■ **PAGE**
+ + + + +

RDF For Manipulating XML from Sean B. Palmer on 2003-07-01 (www-archive@w3.org from July 2003)

From: Sean B. Palmer <sean@mysterylights.com>
Date: Tue, 1 Jul 2003 02:46:59 +0100
To: <www-archive@w3.org>
Message-ID: <1057787081.IAA22192@phantom.w3.org>

XMLTRAMP [1], and the fact that [ :formerlyCalled "((Echo))" ] [2] and
RSS 2.0 [3] are non-RDF lead me to think that the infoset based
approaches to handling XML in RDF [4], [5] are the wrong way of going
about things.

Keep it simple, stupid.

What we want is some simple model of an XML document that covers 99%
of daily use. We want to be able to easily generate some simple
"readable" RDF from any XML document such that we can actually use the
resulting format for useful things.

So this is about data extraction, as usual, not pedantic nitpickingly
obfuscatory specification-oriented completeness.

+ + + + +

■ **RAW DATA**
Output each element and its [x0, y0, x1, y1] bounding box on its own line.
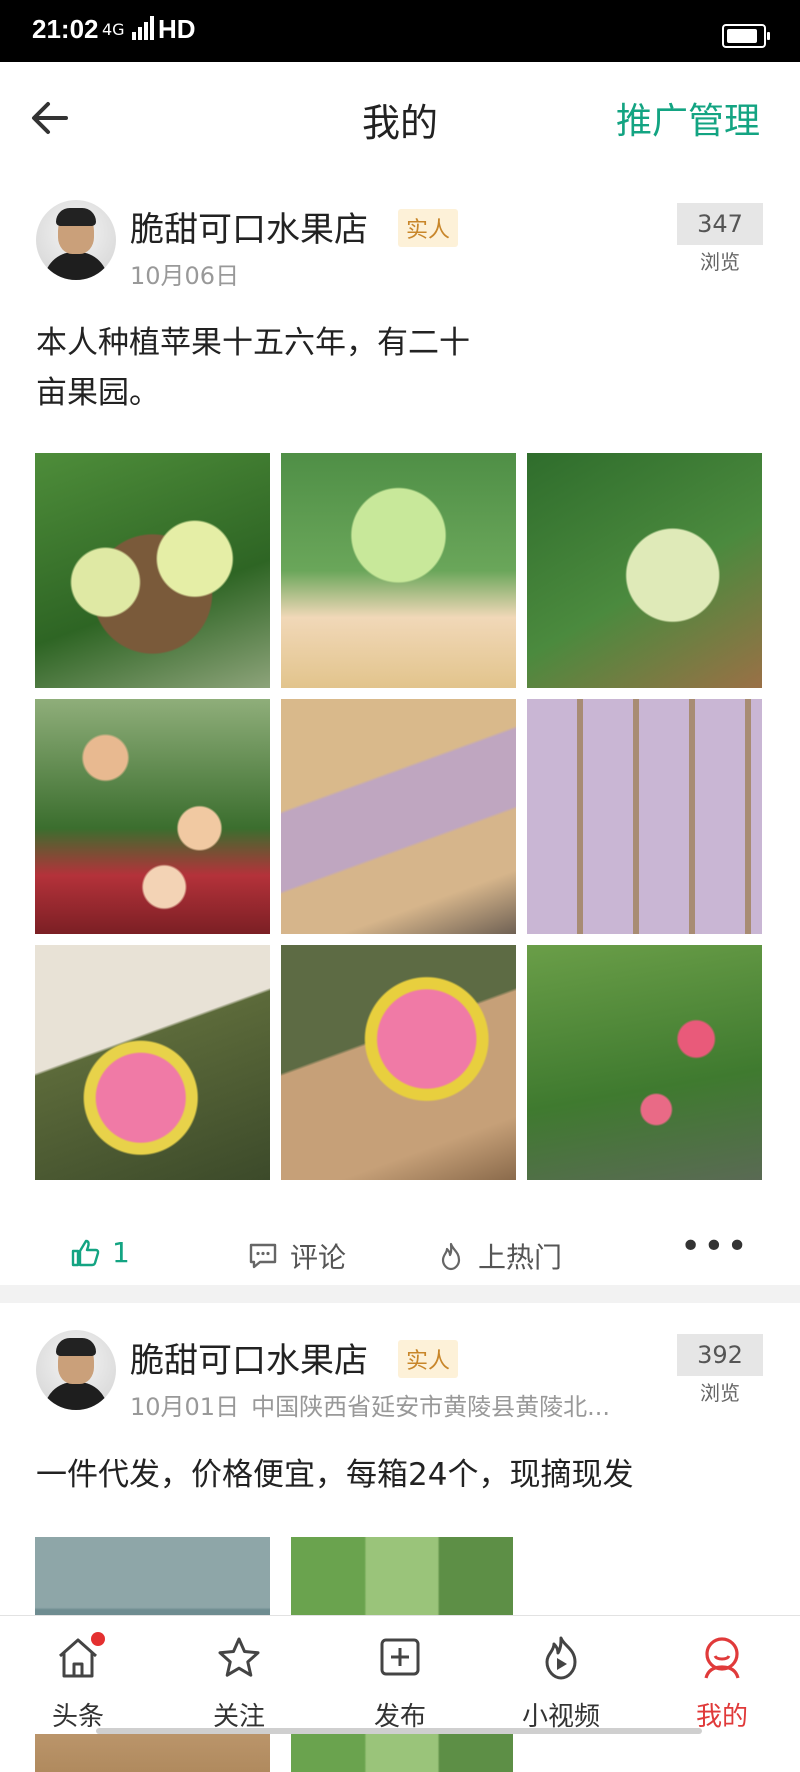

+ + + + +

■ **EXERCISE TASK**
In the message about RDF for manipulating XML, how much of daily use should the simple model of an XML document cover?

■ **THE SOLUTION**
99% of daily use